--- START OF Data section ---

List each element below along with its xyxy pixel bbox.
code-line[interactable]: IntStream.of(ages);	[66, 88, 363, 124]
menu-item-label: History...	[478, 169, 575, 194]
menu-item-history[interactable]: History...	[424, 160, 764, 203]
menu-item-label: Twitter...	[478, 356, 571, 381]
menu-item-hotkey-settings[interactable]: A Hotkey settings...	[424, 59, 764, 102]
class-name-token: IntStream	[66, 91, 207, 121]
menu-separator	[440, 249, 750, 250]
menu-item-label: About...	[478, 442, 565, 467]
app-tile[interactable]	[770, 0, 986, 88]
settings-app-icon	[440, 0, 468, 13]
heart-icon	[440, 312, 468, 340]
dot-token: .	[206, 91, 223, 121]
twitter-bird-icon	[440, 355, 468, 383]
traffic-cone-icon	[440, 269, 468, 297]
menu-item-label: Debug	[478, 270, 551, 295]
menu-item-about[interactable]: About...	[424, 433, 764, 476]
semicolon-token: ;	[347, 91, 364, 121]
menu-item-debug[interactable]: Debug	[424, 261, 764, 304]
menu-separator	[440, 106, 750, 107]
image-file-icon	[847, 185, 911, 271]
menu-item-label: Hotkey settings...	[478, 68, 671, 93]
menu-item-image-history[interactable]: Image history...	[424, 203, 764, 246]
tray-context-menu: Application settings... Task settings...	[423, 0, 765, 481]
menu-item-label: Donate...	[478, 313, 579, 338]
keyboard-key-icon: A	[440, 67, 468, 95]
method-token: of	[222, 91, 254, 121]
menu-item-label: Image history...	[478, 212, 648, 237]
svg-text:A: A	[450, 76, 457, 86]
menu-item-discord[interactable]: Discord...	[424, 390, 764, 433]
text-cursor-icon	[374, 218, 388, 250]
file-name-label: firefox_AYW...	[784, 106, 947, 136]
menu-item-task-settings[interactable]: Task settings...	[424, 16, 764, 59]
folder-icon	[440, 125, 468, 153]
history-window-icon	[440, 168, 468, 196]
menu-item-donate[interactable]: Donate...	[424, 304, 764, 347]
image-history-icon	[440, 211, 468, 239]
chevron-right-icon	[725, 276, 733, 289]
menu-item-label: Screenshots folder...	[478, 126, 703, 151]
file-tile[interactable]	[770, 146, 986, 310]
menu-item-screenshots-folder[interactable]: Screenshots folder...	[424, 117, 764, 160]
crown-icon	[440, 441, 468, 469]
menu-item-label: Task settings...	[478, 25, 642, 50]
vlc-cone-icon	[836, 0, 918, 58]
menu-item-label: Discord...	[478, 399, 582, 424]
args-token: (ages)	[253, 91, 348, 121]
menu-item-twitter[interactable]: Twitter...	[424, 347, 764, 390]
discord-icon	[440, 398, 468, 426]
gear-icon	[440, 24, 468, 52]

--- END OF Data section ---

Copy the records from the first line through the line containing "146, 986, 310]", substituting "divider-line" for "menu-separator" and leaving all else unchanged.

Correct answer >>
List each element below along with its xyxy pixel bbox.
code-line[interactable]: IntStream.of(ages);	[66, 88, 363, 124]
menu-item-label: History...	[478, 169, 575, 194]
menu-item-history[interactable]: History...	[424, 160, 764, 203]
menu-item-label: Twitter...	[478, 356, 571, 381]
menu-item-hotkey-settings[interactable]: A Hotkey settings...	[424, 59, 764, 102]
class-name-token: IntStream	[66, 91, 207, 121]
divider-line	[440, 249, 750, 250]
menu-item-label: About...	[478, 442, 565, 467]
app-tile[interactable]	[770, 0, 986, 88]
settings-app-icon	[440, 0, 468, 13]
heart-icon	[440, 312, 468, 340]
dot-token: .	[206, 91, 223, 121]
twitter-bird-icon	[440, 355, 468, 383]
traffic-cone-icon	[440, 269, 468, 297]
menu-item-label: Debug	[478, 270, 551, 295]
menu-item-about[interactable]: About...	[424, 433, 764, 476]
semicolon-token: ;	[347, 91, 364, 121]
menu-item-debug[interactable]: Debug	[424, 261, 764, 304]
divider-line	[440, 106, 750, 107]
image-file-icon	[847, 185, 911, 271]
menu-item-label: Hotkey settings...	[478, 68, 671, 93]
menu-item-image-history[interactable]: Image history...	[424, 203, 764, 246]
tray-context-menu: Application settings... Task settings...	[423, 0, 765, 481]
menu-item-label: Donate...	[478, 313, 579, 338]
keyboard-key-icon: A	[440, 67, 468, 95]
method-token: of	[222, 91, 254, 121]
menu-item-label: Image history...	[478, 212, 648, 237]
svg-text:A: A	[450, 76, 457, 86]
menu-item-discord[interactable]: Discord...	[424, 390, 764, 433]
text-cursor-icon	[374, 218, 388, 250]
file-name-label: firefox_AYW...	[784, 106, 947, 136]
menu-item-task-settings[interactable]: Task settings...	[424, 16, 764, 59]
folder-icon	[440, 125, 468, 153]
history-window-icon	[440, 168, 468, 196]
menu-item-donate[interactable]: Donate...	[424, 304, 764, 347]
image-history-icon	[440, 211, 468, 239]
chevron-right-icon	[725, 276, 733, 289]
menu-item-label: Screenshots folder...	[478, 126, 703, 151]
file-tile[interactable]	[770, 146, 986, 310]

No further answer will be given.